* **Given task**
Pictures in the records should not be copied, but every other part must be repeated exactly.

-- begin Data records --

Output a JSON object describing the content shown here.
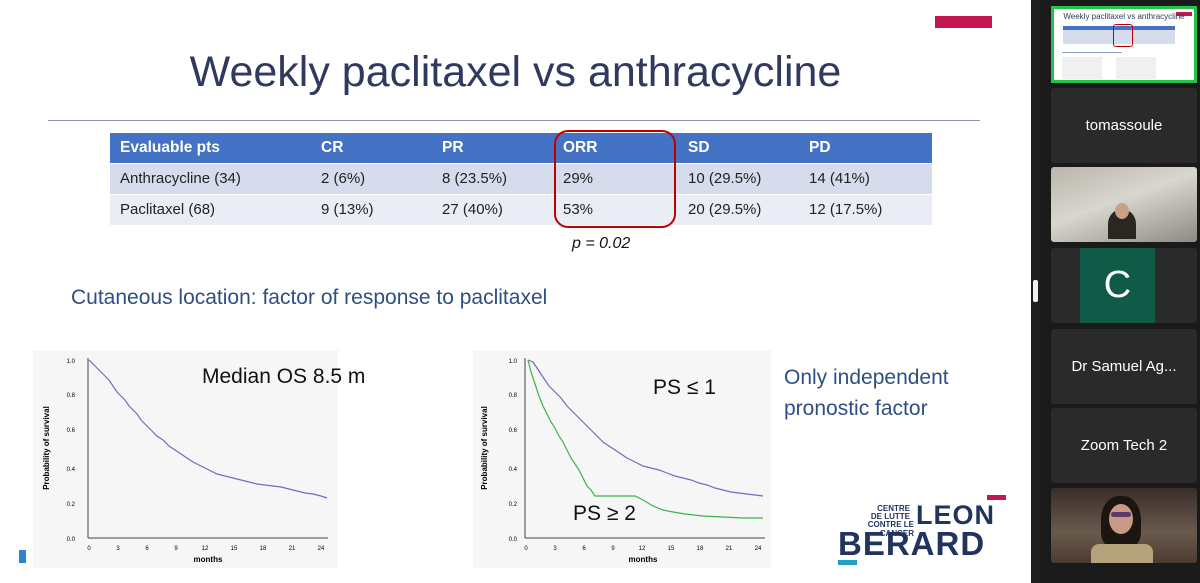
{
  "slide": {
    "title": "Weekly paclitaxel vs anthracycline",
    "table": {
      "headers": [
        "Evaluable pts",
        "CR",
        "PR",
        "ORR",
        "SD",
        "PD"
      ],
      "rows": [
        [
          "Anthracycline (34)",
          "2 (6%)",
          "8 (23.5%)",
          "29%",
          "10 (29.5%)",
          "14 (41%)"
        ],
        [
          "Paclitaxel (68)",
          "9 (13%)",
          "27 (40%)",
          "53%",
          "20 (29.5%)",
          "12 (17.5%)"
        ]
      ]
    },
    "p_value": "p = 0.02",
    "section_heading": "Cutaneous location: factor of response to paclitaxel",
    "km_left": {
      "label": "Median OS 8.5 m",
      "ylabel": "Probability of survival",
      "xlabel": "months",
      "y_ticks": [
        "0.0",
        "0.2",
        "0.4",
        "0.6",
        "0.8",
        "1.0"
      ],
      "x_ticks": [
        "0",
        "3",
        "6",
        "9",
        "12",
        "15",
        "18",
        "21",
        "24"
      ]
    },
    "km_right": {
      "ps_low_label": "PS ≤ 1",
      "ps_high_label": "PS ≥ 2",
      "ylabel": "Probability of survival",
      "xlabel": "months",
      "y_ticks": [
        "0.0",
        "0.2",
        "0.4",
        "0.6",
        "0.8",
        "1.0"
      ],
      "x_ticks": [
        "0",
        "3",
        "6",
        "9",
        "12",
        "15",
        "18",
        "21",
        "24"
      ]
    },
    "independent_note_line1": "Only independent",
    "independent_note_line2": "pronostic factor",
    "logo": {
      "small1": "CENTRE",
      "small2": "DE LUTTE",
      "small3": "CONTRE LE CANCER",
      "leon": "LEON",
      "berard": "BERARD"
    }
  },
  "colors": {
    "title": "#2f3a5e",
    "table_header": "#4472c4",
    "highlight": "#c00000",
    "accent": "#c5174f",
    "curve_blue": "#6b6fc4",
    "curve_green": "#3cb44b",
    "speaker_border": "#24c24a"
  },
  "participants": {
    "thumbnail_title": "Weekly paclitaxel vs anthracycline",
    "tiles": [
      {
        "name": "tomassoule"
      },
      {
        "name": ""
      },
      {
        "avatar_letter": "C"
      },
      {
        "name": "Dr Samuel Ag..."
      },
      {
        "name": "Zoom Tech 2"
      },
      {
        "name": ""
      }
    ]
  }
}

-- end Data records --

* **Exercise solution**
Output a JSON object describing the content shown here.
{
  "slide": {
    "title": "Weekly paclitaxel vs anthracycline",
    "table": {
      "headers": [
        "Evaluable pts",
        "CR",
        "PR",
        "ORR",
        "SD",
        "PD"
      ],
      "rows": [
        [
          "Anthracycline (34)",
          "2 (6%)",
          "8 (23.5%)",
          "29%",
          "10 (29.5%)",
          "14 (41%)"
        ],
        [
          "Paclitaxel (68)",
          "9 (13%)",
          "27 (40%)",
          "53%",
          "20 (29.5%)",
          "12 (17.5%)"
        ]
      ]
    },
    "p_value": "p = 0.02",
    "section_heading": "Cutaneous location: factor of response to paclitaxel",
    "km_left": {
      "label": "Median OS 8.5 m",
      "ylabel": "Probability of survival",
      "xlabel": "months",
      "y_ticks": [
        "0.0",
        "0.2",
        "0.4",
        "0.6",
        "0.8",
        "1.0"
      ],
      "x_ticks": [
        "0",
        "3",
        "6",
        "9",
        "12",
        "15",
        "18",
        "21",
        "24"
      ]
    },
    "km_right": {
      "ps_low_label": "PS ≤ 1",
      "ps_high_label": "PS ≥ 2",
      "ylabel": "Probability of survival",
      "xlabel": "months",
      "y_ticks": [
        "0.0",
        "0.2",
        "0.4",
        "0.6",
        "0.8",
        "1.0"
      ],
      "x_ticks": [
        "0",
        "3",
        "6",
        "9",
        "12",
        "15",
        "18",
        "21",
        "24"
      ]
    },
    "independent_note_line1": "Only independent",
    "independent_note_line2": "pronostic factor",
    "logo": {
      "small1": "CENTRE",
      "small2": "DE LUTTE",
      "small3": "CONTRE LE CANCER",
      "leon": "LEON",
      "berard": "BERARD"
    }
  },
  "colors": {
    "title": "#2f3a5e",
    "table_header": "#4472c4",
    "highlight": "#c00000",
    "accent": "#c5174f",
    "curve_blue": "#6b6fc4",
    "curve_green": "#3cb44b",
    "speaker_border": "#24c24a"
  },
  "participants": {
    "thumbnail_title": "Weekly paclitaxel vs anthracycline",
    "tiles": [
      {
        "name": "tomassoule"
      },
      {
        "name": ""
      },
      {
        "avatar_letter": "C"
      },
      {
        "name": "Dr Samuel Ag..."
      },
      {
        "name": "Zoom Tech 2"
      },
      {
        "name": ""
      }
    ]
  }
}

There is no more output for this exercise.